#### Extracted data
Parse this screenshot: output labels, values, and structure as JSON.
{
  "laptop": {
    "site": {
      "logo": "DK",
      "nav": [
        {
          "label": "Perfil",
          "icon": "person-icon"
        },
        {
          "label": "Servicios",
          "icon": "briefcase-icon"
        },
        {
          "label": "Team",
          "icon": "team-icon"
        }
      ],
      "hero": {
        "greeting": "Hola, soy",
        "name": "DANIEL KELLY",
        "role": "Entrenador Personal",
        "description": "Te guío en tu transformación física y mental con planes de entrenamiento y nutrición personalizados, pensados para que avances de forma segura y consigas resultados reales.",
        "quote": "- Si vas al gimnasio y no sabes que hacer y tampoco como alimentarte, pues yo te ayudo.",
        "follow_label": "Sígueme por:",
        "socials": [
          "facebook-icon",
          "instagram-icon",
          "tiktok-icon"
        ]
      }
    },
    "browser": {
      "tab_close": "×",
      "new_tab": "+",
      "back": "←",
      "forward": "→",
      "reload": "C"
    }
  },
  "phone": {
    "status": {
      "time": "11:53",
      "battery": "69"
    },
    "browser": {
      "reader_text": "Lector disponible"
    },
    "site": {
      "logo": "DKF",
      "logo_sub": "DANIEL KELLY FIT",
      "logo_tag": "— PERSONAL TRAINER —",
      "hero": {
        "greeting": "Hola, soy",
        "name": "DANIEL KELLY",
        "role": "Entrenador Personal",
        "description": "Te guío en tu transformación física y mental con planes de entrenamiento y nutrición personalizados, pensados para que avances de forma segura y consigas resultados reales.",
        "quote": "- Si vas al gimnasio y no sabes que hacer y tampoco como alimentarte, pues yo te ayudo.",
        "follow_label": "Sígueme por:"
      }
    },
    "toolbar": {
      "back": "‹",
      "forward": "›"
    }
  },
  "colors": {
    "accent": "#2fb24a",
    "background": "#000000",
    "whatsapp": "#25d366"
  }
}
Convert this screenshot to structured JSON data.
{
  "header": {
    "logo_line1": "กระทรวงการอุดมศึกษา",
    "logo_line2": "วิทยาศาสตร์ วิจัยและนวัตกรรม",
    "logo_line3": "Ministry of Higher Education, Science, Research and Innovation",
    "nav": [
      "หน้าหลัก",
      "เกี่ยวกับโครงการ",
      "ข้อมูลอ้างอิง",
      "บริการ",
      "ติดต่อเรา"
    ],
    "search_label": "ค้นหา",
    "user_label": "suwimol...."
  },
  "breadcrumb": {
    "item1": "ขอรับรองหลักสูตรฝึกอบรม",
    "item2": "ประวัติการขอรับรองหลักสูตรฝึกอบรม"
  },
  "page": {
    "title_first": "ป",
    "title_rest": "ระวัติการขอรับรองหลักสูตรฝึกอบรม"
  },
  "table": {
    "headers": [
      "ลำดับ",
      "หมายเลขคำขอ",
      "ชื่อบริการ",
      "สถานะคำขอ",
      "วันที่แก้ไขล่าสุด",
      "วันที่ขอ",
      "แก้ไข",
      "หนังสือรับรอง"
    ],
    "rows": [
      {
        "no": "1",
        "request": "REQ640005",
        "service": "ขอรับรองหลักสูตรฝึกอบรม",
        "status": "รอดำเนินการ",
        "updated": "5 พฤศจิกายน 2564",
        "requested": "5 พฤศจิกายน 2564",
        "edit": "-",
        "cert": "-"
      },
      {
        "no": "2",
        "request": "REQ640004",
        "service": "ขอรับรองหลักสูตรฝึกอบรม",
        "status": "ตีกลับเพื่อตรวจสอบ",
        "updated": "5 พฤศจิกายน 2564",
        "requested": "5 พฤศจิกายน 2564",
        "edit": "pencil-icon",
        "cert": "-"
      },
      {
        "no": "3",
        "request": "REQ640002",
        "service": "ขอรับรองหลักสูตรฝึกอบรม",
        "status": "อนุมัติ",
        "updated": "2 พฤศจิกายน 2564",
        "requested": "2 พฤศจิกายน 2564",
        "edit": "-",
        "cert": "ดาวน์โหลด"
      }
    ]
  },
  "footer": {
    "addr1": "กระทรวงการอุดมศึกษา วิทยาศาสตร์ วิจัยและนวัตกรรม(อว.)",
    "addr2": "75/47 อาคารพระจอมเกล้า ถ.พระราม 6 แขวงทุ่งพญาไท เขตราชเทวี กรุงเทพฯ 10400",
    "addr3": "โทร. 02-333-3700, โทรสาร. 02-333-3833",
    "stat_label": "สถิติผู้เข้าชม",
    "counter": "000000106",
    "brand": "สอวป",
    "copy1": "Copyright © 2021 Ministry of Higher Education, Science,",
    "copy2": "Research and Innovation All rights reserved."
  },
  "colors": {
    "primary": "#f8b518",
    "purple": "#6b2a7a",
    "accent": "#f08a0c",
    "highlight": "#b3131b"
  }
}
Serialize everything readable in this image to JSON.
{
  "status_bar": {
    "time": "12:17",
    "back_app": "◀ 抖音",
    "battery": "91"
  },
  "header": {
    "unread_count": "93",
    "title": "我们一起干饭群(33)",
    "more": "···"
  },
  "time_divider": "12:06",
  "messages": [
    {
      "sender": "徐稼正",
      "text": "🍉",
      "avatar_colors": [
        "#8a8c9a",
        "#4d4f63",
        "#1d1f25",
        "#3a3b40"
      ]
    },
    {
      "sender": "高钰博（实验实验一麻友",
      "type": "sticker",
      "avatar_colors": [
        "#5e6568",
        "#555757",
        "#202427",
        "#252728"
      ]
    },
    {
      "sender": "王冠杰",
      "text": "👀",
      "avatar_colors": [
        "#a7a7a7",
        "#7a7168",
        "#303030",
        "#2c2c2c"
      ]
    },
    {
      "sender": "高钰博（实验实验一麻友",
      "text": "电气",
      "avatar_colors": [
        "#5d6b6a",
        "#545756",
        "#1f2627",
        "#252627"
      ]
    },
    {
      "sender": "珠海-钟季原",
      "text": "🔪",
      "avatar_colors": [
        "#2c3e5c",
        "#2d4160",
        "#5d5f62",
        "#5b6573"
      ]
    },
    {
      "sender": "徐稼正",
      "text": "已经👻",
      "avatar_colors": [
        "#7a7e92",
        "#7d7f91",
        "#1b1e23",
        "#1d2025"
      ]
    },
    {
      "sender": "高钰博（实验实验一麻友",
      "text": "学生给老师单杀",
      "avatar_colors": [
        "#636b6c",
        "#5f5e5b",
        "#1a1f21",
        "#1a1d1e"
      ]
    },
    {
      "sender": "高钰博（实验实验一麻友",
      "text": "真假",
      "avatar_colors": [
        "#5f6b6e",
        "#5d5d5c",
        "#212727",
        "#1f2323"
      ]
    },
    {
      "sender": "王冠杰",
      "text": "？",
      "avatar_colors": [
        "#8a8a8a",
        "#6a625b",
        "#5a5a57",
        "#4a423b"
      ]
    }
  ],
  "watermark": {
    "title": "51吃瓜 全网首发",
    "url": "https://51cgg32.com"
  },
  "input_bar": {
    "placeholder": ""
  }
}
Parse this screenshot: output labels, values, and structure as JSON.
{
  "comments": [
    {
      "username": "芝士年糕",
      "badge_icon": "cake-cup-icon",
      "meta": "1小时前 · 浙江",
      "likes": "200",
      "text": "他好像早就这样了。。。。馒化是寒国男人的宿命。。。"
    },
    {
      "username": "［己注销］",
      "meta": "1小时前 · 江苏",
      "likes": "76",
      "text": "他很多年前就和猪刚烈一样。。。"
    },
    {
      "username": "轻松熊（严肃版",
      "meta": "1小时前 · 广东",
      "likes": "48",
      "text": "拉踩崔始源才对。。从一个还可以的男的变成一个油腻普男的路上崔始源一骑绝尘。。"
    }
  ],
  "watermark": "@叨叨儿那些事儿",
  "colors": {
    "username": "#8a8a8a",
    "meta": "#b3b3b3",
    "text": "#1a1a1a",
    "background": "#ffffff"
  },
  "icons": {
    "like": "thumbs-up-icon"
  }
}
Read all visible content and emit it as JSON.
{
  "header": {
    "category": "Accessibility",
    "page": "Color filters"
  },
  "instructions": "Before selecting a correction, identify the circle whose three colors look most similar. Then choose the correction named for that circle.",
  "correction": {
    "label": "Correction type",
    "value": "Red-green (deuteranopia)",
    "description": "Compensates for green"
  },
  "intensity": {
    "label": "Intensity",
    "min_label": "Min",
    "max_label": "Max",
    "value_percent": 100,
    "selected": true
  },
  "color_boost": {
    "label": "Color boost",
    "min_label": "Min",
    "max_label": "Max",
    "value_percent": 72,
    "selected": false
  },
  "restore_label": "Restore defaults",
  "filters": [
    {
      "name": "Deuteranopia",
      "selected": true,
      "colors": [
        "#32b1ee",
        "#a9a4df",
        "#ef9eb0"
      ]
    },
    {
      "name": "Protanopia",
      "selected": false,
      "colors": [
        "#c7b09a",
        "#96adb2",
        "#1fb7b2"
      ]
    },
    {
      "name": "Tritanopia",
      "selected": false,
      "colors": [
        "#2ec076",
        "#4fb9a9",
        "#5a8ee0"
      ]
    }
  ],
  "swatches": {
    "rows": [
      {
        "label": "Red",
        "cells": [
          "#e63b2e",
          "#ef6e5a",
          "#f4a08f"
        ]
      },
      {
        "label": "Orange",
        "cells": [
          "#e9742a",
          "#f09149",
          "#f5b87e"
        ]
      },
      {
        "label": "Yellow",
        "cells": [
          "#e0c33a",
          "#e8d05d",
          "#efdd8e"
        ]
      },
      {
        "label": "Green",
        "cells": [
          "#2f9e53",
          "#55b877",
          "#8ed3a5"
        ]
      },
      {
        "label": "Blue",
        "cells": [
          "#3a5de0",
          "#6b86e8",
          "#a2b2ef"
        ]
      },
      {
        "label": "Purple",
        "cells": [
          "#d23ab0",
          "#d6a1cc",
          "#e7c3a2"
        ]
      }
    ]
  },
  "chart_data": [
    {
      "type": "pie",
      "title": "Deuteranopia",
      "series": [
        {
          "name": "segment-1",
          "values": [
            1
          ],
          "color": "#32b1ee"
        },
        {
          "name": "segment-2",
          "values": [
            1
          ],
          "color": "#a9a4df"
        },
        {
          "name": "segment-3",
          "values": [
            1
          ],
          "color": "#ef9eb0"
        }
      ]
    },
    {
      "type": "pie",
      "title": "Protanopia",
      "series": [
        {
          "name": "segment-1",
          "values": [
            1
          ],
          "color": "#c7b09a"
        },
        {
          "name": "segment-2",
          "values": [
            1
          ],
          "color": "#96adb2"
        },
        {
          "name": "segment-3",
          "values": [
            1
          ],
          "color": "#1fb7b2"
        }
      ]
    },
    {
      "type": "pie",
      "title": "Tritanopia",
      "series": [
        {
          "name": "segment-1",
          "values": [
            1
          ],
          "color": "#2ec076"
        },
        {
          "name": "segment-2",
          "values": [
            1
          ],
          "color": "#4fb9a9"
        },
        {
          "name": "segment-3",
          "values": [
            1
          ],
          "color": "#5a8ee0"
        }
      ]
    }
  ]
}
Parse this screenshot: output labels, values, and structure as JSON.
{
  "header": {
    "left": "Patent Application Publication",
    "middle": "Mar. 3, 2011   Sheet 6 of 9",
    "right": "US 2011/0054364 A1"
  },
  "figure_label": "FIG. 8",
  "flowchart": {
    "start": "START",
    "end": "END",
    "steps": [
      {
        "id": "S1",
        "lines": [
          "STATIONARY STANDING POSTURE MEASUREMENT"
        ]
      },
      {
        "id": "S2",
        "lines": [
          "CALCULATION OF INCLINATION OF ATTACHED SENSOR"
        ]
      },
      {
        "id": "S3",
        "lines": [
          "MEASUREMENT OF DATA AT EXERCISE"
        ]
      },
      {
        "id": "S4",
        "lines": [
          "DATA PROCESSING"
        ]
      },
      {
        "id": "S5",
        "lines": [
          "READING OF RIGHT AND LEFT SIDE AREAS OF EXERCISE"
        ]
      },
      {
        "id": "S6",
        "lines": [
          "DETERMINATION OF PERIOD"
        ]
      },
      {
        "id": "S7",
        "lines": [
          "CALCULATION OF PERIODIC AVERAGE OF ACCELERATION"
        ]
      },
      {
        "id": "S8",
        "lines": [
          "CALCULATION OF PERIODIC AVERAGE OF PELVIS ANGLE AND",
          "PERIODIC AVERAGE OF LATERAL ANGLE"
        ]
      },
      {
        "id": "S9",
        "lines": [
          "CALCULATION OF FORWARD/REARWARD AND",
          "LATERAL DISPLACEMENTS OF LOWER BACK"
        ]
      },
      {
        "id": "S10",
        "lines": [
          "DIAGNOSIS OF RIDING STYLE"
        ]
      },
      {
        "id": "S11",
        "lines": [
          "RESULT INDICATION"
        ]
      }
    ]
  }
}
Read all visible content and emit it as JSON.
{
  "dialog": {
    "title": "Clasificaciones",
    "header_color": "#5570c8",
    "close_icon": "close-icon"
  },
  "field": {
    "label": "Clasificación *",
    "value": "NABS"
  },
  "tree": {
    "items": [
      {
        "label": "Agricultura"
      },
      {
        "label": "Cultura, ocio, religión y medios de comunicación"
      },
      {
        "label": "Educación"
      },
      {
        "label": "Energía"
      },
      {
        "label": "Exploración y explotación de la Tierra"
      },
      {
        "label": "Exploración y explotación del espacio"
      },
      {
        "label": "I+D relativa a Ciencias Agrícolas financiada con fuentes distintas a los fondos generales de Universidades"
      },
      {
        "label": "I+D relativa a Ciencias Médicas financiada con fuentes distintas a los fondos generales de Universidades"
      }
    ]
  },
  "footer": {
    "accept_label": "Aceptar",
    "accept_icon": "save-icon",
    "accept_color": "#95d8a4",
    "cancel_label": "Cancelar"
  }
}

#### Problem to work on
Find the lines above that contain the word "Higher" and collect them.

#### Full output
    "logo_line3": "Ministry of Higher Education, Science, Research and Innovation",
    "copy1": "Copyright © 2021 Ministry of Higher Education, Science,",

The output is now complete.